▶ **GOAL OF THE EXERCISE**:
Extract every line of the material that holds the string "income".

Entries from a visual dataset
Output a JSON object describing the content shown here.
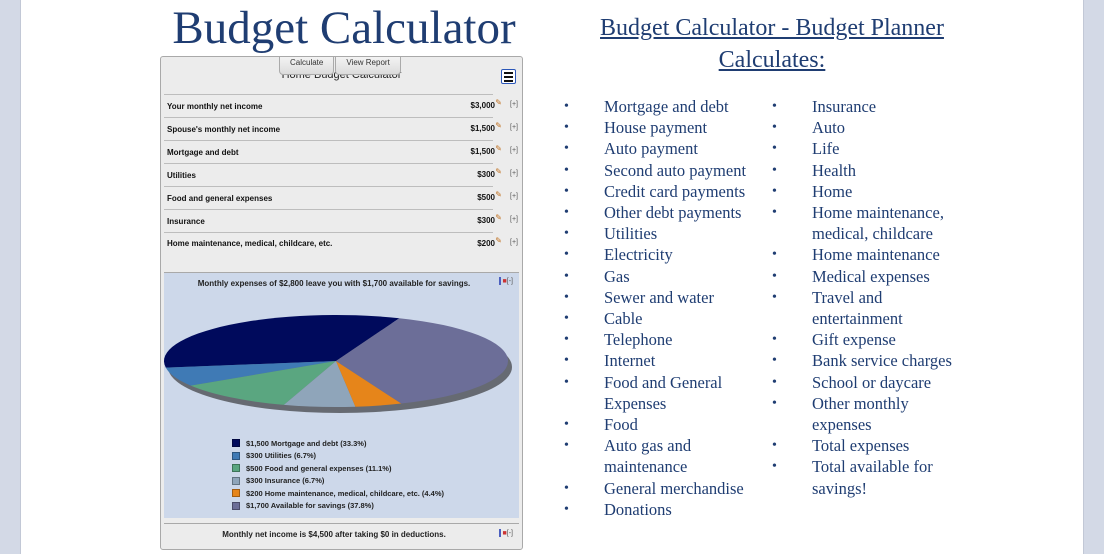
{
  "page_title": "Budget Calculator",
  "right_title": "Budget Calculator - Budget Planner Calculates:",
  "widget": {
    "tabs": [
      "Calculate",
      "View Report"
    ],
    "header": "Home Budget Calculator",
    "menu_icon": "hamburger-menu-icon",
    "rows": [
      {
        "label": "Your monthly net income",
        "amount": "$3,000"
      },
      {
        "label": "Spouse's monthly net income",
        "amount": "$1,500"
      },
      {
        "label": "Mortgage and debt",
        "amount": "$1,500"
      },
      {
        "label": "Utilities",
        "amount": "$300"
      },
      {
        "label": "Food and general expenses",
        "amount": "$500"
      },
      {
        "label": "Insurance",
        "amount": "$300"
      },
      {
        "label": "Home maintenance, medical, childcare, etc.",
        "amount": "$200"
      }
    ],
    "edit_icon": "pencil-icon",
    "expand_label": "[+]",
    "collapse_label": "[-]",
    "chart_summary": "Monthly expenses of $2,800 leave you with $1,700 available for savings.",
    "footer": "Monthly net income is $4,500 after taking $0 in deductions."
  },
  "chart_data": {
    "type": "pie",
    "slices": [
      {
        "label": "$1,500 Mortgage and debt (33.3%)",
        "value": 33.3,
        "color": "#000a5c"
      },
      {
        "label": "$300 Utilities (6.7%)",
        "value": 6.7,
        "color": "#3f7ab5"
      },
      {
        "label": "$500 Food and general expenses (11.1%)",
        "value": 11.1,
        "color": "#5aa680"
      },
      {
        "label": "$300 Insurance (6.7%)",
        "value": 6.7,
        "color": "#8fa5ba"
      },
      {
        "label": "$200 Home maintenance, medical, childcare, etc. (4.4%)",
        "value": 4.4,
        "color": "#e6851a"
      },
      {
        "label": "$1,700 Available for savings (37.8%)",
        "value": 37.8,
        "color": "#6c6e98"
      }
    ]
  },
  "list_col1": [
    "Mortgage and debt",
    "House payment",
    "Auto payment",
    "Second auto payment",
    "Credit card payments",
    "Other debt payments",
    "Utilities",
    "Electricity",
    "Gas",
    "Sewer and water",
    "Cable",
    "Telephone",
    "Internet",
    "Food and General Expenses",
    "Food",
    "Auto gas and maintenance",
    "General merchandise",
    "Donations"
  ],
  "list_col2": [
    "Insurance",
    "Auto",
    "Life",
    "Health",
    "Home",
    "Home maintenance, medical, childcare",
    "Home maintenance",
    "Medical expenses",
    "Travel and entertainment",
    "Gift expense",
    "Bank service charges",
    "School or daycare",
    "Other monthly expenses",
    "Total expenses",
    "Total available for savings!"
  ]
}
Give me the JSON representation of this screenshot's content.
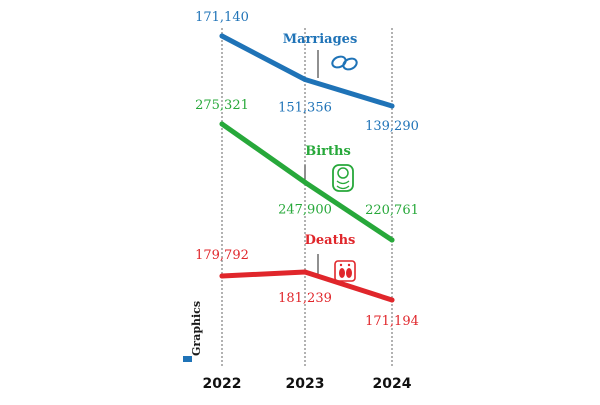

▶ **RESPONSE**:
        "label": "Your monthly net income",
        "label": "Spouse's monthly net income",
    "footer": "Monthly net income is $4,500 after taking $0 in deductions."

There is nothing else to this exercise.